What is expected >> Say how many lines include the word "mowić", using only a number.

## START Records for this exercise

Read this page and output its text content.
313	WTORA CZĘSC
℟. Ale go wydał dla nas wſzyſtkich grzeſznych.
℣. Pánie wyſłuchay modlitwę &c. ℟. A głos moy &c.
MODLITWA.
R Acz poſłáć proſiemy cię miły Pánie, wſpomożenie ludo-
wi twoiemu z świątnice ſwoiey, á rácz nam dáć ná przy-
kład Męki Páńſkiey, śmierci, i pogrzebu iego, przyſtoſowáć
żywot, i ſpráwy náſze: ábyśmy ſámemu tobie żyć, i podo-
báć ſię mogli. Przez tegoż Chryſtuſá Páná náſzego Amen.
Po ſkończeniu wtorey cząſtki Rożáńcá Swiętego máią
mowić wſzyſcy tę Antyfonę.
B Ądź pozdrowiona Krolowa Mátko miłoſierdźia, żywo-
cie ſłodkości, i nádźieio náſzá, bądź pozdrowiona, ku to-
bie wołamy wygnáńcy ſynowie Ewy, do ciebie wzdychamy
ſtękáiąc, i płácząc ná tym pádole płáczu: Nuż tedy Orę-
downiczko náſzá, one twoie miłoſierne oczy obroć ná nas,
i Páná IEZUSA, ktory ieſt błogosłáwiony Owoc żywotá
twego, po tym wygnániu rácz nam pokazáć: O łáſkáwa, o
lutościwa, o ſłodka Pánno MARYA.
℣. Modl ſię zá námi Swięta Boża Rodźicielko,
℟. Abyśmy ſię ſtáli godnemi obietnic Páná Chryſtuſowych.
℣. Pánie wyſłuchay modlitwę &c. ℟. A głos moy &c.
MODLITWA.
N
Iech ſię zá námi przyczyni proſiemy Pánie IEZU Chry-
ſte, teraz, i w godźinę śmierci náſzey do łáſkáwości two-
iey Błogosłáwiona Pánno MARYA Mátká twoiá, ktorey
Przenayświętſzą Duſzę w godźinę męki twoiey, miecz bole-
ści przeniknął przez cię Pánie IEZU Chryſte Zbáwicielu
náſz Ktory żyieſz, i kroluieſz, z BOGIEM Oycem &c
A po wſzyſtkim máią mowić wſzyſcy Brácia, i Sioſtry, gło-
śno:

## END Records for this exercise

Output of the exercise >> 2